_TASK DESCRIPTION_. Give the data again, word for word.

_Dataset records_.
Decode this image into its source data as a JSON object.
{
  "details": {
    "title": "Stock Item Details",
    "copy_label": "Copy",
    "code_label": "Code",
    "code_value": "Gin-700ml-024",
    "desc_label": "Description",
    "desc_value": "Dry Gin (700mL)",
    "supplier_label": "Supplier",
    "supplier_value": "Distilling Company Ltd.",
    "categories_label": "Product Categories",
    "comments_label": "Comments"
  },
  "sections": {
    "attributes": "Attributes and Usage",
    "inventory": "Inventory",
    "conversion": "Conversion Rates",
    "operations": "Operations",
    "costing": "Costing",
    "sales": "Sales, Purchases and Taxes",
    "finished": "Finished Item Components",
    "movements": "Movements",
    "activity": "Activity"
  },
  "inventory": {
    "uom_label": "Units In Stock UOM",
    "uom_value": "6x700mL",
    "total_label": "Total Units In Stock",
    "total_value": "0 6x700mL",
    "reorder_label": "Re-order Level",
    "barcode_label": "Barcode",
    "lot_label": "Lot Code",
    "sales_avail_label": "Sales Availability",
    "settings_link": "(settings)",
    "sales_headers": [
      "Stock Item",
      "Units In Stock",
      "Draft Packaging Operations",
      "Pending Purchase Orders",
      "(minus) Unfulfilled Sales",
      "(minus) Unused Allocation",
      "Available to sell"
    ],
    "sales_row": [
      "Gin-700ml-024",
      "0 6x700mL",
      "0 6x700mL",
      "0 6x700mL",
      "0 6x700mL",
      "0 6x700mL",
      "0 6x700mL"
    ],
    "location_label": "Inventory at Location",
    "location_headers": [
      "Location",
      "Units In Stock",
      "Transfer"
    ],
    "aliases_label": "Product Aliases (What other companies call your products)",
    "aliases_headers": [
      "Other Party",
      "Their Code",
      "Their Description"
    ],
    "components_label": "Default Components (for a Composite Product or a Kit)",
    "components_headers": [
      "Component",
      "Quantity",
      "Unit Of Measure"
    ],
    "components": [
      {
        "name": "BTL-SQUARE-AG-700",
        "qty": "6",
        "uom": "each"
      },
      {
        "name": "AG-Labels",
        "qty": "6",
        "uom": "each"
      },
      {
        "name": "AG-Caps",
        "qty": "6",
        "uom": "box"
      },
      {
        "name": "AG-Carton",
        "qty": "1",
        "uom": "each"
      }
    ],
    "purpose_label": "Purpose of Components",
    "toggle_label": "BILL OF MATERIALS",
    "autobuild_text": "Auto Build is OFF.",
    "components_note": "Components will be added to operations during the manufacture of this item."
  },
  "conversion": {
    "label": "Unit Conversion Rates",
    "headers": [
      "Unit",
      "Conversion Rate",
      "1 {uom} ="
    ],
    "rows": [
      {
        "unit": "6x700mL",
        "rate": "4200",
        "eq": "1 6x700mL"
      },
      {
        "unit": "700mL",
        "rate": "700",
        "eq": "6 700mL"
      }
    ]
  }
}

_ANSWER_.
Decode this image into its source data as a JSON object.
{
  "details": {
    "title": "Stock Item Details",
    "copy_label": "Copy",
    "code_label": "Code",
    "code_value": "Gin-700ml-024",
    "desc_label": "Description",
    "desc_value": "Dry Gin (700mL)",
    "supplier_label": "Supplier",
    "supplier_value": "Distilling Company Ltd.",
    "categories_label": "Product Categories",
    "comments_label": "Comments"
  },
  "sections": {
    "attributes": "Attributes and Usage",
    "inventory": "Inventory",
    "conversion": "Conversion Rates",
    "operations": "Operations",
    "costing": "Costing",
    "sales": "Sales, Purchases and Taxes",
    "finished": "Finished Item Components",
    "movements": "Movements",
    "activity": "Activity"
  },
  "inventory": {
    "uom_label": "Units In Stock UOM",
    "uom_value": "6x700mL",
    "total_label": "Total Units In Stock",
    "total_value": "0 6x700mL",
    "reorder_label": "Re-order Level",
    "barcode_label": "Barcode",
    "lot_label": "Lot Code",
    "sales_avail_label": "Sales Availability",
    "settings_link": "(settings)",
    "sales_headers": [
      "Stock Item",
      "Units In Stock",
      "Draft Packaging Operations",
      "Pending Purchase Orders",
      "(minus) Unfulfilled Sales",
      "(minus) Unused Allocation",
      "Available to sell"
    ],
    "sales_row": [
      "Gin-700ml-024",
      "0 6x700mL",
      "0 6x700mL",
      "0 6x700mL",
      "0 6x700mL",
      "0 6x700mL",
      "0 6x700mL"
    ],
    "location_label": "Inventory at Location",
    "location_headers": [
      "Location",
      "Units In Stock",
      "Transfer"
    ],
    "aliases_label": "Product Aliases (What other companies call your products)",
    "aliases_headers": [
      "Other Party",
      "Their Code",
      "Their Description"
    ],
    "components_label": "Default Components (for a Composite Product or a Kit)",
    "components_headers": [
      "Component",
      "Quantity",
      "Unit Of Measure"
    ],
    "components": [
      {
        "name": "BTL-SQUARE-AG-700",
        "qty": "6",
        "uom": "each"
      },
      {
        "name": "AG-Labels",
        "qty": "6",
        "uom": "each"
      },
      {
        "name": "AG-Caps",
        "qty": "6",
        "uom": "box"
      },
      {
        "name": "AG-Carton",
        "qty": "1",
        "uom": "each"
      }
    ],
    "purpose_label": "Purpose of Components",
    "toggle_label": "BILL OF MATERIALS",
    "autobuild_text": "Auto Build is OFF.",
    "components_note": "Components will be added to operations during the manufacture of this item."
  },
  "conversion": {
    "label": "Unit Conversion Rates",
    "headers": [
      "Unit",
      "Conversion Rate",
      "1 {uom} ="
    ],
    "rows": [
      {
        "unit": "6x700mL",
        "rate": "4200",
        "eq": "1 6x700mL"
      },
      {
        "unit": "700mL",
        "rate": "700",
        "eq": "6 700mL"
      }
    ]
  }
}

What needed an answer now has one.